* **ITEMS**
______________________________
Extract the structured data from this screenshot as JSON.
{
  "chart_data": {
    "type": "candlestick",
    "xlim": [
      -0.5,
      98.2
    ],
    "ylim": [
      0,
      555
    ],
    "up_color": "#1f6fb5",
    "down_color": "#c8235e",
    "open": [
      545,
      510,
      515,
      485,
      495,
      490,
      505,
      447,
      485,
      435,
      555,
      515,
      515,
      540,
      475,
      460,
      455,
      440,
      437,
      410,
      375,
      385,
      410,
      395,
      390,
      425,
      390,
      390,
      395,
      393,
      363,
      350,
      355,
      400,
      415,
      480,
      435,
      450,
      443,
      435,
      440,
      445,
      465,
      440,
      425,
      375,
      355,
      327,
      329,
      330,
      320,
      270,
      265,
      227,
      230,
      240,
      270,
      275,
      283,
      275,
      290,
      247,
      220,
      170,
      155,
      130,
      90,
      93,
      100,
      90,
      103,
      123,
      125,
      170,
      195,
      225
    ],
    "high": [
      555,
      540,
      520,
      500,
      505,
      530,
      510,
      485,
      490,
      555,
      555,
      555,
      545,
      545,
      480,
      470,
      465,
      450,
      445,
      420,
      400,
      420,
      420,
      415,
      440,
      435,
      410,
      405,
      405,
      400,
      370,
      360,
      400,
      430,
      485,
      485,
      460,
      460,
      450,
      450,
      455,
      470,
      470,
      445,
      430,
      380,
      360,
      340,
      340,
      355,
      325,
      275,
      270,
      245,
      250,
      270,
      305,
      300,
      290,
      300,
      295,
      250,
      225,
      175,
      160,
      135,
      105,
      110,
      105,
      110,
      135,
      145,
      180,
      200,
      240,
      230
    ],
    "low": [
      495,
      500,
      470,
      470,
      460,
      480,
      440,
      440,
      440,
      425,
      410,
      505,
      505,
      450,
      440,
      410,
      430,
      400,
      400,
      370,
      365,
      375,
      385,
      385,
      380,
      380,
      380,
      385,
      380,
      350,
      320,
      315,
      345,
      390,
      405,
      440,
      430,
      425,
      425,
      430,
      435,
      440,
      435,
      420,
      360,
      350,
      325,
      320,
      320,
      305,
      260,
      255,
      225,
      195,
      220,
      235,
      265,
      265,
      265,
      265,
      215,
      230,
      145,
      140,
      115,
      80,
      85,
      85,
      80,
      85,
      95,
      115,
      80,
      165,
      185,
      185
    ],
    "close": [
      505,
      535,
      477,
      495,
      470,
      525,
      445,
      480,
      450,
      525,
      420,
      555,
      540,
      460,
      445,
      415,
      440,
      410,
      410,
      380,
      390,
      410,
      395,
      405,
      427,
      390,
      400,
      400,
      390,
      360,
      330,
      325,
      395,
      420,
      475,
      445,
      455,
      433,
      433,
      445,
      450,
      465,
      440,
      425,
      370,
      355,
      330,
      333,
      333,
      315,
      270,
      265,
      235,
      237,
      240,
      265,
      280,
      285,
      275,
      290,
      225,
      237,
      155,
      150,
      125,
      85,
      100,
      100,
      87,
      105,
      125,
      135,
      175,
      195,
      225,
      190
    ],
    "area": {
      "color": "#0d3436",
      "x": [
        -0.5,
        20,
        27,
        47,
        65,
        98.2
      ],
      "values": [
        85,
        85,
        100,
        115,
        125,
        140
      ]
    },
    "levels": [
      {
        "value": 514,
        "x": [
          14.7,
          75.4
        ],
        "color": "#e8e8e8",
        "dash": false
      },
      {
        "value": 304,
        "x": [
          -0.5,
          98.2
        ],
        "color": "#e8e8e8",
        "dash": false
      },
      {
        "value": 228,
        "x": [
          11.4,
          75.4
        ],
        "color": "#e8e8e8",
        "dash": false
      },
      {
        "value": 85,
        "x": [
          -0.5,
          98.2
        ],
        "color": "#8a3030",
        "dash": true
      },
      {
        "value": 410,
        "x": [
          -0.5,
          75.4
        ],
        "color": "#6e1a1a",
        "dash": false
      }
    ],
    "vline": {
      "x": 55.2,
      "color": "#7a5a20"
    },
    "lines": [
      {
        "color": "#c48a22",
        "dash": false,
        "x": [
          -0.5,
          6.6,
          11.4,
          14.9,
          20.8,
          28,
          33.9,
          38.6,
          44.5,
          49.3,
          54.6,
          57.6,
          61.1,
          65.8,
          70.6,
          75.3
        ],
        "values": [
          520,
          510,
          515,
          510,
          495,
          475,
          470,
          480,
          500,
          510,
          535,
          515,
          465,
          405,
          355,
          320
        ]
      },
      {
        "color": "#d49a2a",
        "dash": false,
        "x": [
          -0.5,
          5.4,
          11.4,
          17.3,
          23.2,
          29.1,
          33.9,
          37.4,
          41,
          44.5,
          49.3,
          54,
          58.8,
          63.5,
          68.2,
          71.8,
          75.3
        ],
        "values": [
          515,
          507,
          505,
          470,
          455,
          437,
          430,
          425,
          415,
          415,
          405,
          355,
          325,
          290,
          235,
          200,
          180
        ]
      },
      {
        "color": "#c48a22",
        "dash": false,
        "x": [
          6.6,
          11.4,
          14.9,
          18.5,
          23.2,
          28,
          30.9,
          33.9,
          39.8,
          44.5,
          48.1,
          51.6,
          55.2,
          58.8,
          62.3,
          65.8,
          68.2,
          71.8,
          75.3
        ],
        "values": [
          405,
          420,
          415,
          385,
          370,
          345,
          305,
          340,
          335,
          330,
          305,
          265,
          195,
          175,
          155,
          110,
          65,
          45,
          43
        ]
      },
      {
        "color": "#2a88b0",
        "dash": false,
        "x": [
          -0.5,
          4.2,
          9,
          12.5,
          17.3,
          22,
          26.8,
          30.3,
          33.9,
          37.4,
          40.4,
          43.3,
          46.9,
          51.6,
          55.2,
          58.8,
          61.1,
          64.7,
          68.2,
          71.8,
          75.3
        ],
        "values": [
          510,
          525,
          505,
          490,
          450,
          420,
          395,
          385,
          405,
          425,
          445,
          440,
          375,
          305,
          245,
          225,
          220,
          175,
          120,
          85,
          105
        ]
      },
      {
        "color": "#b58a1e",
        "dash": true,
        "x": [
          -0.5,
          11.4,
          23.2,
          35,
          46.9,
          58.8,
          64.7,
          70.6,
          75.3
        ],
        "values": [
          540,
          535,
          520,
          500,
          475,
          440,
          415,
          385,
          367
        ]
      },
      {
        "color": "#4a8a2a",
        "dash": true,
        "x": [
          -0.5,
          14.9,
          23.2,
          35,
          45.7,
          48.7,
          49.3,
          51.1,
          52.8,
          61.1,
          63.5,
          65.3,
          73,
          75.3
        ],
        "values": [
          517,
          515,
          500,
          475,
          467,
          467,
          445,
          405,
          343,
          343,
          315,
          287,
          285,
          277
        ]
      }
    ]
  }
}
______________________________
Copy every line exactly. Leave nothing out.

* **FINISHED TASK**
Extract the structured data from this screenshot as JSON.
{
  "chart_data": {
    "type": "candlestick",
    "xlim": [
      -0.5,
      98.2
    ],
    "ylim": [
      0,
      555
    ],
    "up_color": "#1f6fb5",
    "down_color": "#c8235e",
    "open": [
      545,
      510,
      515,
      485,
      495,
      490,
      505,
      447,
      485,
      435,
      555,
      515,
      515,
      540,
      475,
      460,
      455,
      440,
      437,
      410,
      375,
      385,
      410,
      395,
      390,
      425,
      390,
      390,
      395,
      393,
      363,
      350,
      355,
      400,
      415,
      480,
      435,
      450,
      443,
      435,
      440,
      445,
      465,
      440,
      425,
      375,
      355,
      327,
      329,
      330,
      320,
      270,
      265,
      227,
      230,
      240,
      270,
      275,
      283,
      275,
      290,
      247,
      220,
      170,
      155,
      130,
      90,
      93,
      100,
      90,
      103,
      123,
      125,
      170,
      195,
      225
    ],
    "high": [
      555,
      540,
      520,
      500,
      505,
      530,
      510,
      485,
      490,
      555,
      555,
      555,
      545,
      545,
      480,
      470,
      465,
      450,
      445,
      420,
      400,
      420,
      420,
      415,
      440,
      435,
      410,
      405,
      405,
      400,
      370,
      360,
      400,
      430,
      485,
      485,
      460,
      460,
      450,
      450,
      455,
      470,
      470,
      445,
      430,
      380,
      360,
      340,
      340,
      355,
      325,
      275,
      270,
      245,
      250,
      270,
      305,
      300,
      290,
      300,
      295,
      250,
      225,
      175,
      160,
      135,
      105,
      110,
      105,
      110,
      135,
      145,
      180,
      200,
      240,
      230
    ],
    "low": [
      495,
      500,
      470,
      470,
      460,
      480,
      440,
      440,
      440,
      425,
      410,
      505,
      505,
      450,
      440,
      410,
      430,
      400,
      400,
      370,
      365,
      375,
      385,
      385,
      380,
      380,
      380,
      385,
      380,
      350,
      320,
      315,
      345,
      390,
      405,
      440,
      430,
      425,
      425,
      430,
      435,
      440,
      435,
      420,
      360,
      350,
      325,
      320,
      320,
      305,
      260,
      255,
      225,
      195,
      220,
      235,
      265,
      265,
      265,
      265,
      215,
      230,
      145,
      140,
      115,
      80,
      85,
      85,
      80,
      85,
      95,
      115,
      80,
      165,
      185,
      185
    ],
    "close": [
      505,
      535,
      477,
      495,
      470,
      525,
      445,
      480,
      450,
      525,
      420,
      555,
      540,
      460,
      445,
      415,
      440,
      410,
      410,
      380,
      390,
      410,
      395,
      405,
      427,
      390,
      400,
      400,
      390,
      360,
      330,
      325,
      395,
      420,
      475,
      445,
      455,
      433,
      433,
      445,
      450,
      465,
      440,
      425,
      370,
      355,
      330,
      333,
      333,
      315,
      270,
      265,
      235,
      237,
      240,
      265,
      280,
      285,
      275,
      290,
      225,
      237,
      155,
      150,
      125,
      85,
      100,
      100,
      87,
      105,
      125,
      135,
      175,
      195,
      225,
      190
    ],
    "area": {
      "color": "#0d3436",
      "x": [
        -0.5,
        20,
        27,
        47,
        65,
        98.2
      ],
      "values": [
        85,
        85,
        100,
        115,
        125,
        140
      ]
    },
    "levels": [
      {
        "value": 514,
        "x": [
          14.7,
          75.4
        ],
        "color": "#e8e8e8",
        "dash": false
      },
      {
        "value": 304,
        "x": [
          -0.5,
          98.2
        ],
        "color": "#e8e8e8",
        "dash": false
      },
      {
        "value": 228,
        "x": [
          11.4,
          75.4
        ],
        "color": "#e8e8e8",
        "dash": false
      },
      {
        "value": 85,
        "x": [
          -0.5,
          98.2
        ],
        "color": "#8a3030",
        "dash": true
      },
      {
        "value": 410,
        "x": [
          -0.5,
          75.4
        ],
        "color": "#6e1a1a",
        "dash": false
      }
    ],
    "vline": {
      "x": 55.2,
      "color": "#7a5a20"
    },
    "lines": [
      {
        "color": "#c48a22",
        "dash": false,
        "x": [
          -0.5,
          6.6,
          11.4,
          14.9,
          20.8,
          28,
          33.9,
          38.6,
          44.5,
          49.3,
          54.6,
          57.6,
          61.1,
          65.8,
          70.6,
          75.3
        ],
        "values": [
          520,
          510,
          515,
          510,
          495,
          475,
          470,
          480,
          500,
          510,
          535,
          515,
          465,
          405,
          355,
          320
        ]
      },
      {
        "color": "#d49a2a",
        "dash": false,
        "x": [
          -0.5,
          5.4,
          11.4,
          17.3,
          23.2,
          29.1,
          33.9,
          37.4,
          41,
          44.5,
          49.3,
          54,
          58.8,
          63.5,
          68.2,
          71.8,
          75.3
        ],
        "values": [
          515,
          507,
          505,
          470,
          455,
          437,
          430,
          425,
          415,
          415,
          405,
          355,
          325,
          290,
          235,
          200,
          180
        ]
      },
      {
        "color": "#c48a22",
        "dash": false,
        "x": [
          6.6,
          11.4,
          14.9,
          18.5,
          23.2,
          28,
          30.9,
          33.9,
          39.8,
          44.5,
          48.1,
          51.6,
          55.2,
          58.8,
          62.3,
          65.8,
          68.2,
          71.8,
          75.3
        ],
        "values": [
          405,
          420,
          415,
          385,
          370,
          345,
          305,
          340,
          335,
          330,
          305,
          265,
          195,
          175,
          155,
          110,
          65,
          45,
          43
        ]
      },
      {
        "color": "#2a88b0",
        "dash": false,
        "x": [
          -0.5,
          4.2,
          9,
          12.5,
          17.3,
          22,
          26.8,
          30.3,
          33.9,
          37.4,
          40.4,
          43.3,
          46.9,
          51.6,
          55.2,
          58.8,
          61.1,
          64.7,
          68.2,
          71.8,
          75.3
        ],
        "values": [
          510,
          525,
          505,
          490,
          450,
          420,
          395,
          385,
          405,
          425,
          445,
          440,
          375,
          305,
          245,
          225,
          220,
          175,
          120,
          85,
          105
        ]
      },
      {
        "color": "#b58a1e",
        "dash": true,
        "x": [
          -0.5,
          11.4,
          23.2,
          35,
          46.9,
          58.8,
          64.7,
          70.6,
          75.3
        ],
        "values": [
          540,
          535,
          520,
          500,
          475,
          440,
          415,
          385,
          367
        ]
      },
      {
        "color": "#4a8a2a",
        "dash": true,
        "x": [
          -0.5,
          14.9,
          23.2,
          35,
          45.7,
          48.7,
          49.3,
          51.1,
          52.8,
          61.1,
          63.5,
          65.3,
          73,
          75.3
        ],
        "values": [
          517,
          515,
          500,
          475,
          467,
          467,
          445,
          405,
          343,
          343,
          315,
          287,
          285,
          277
        ]
      }
    ]
  }
}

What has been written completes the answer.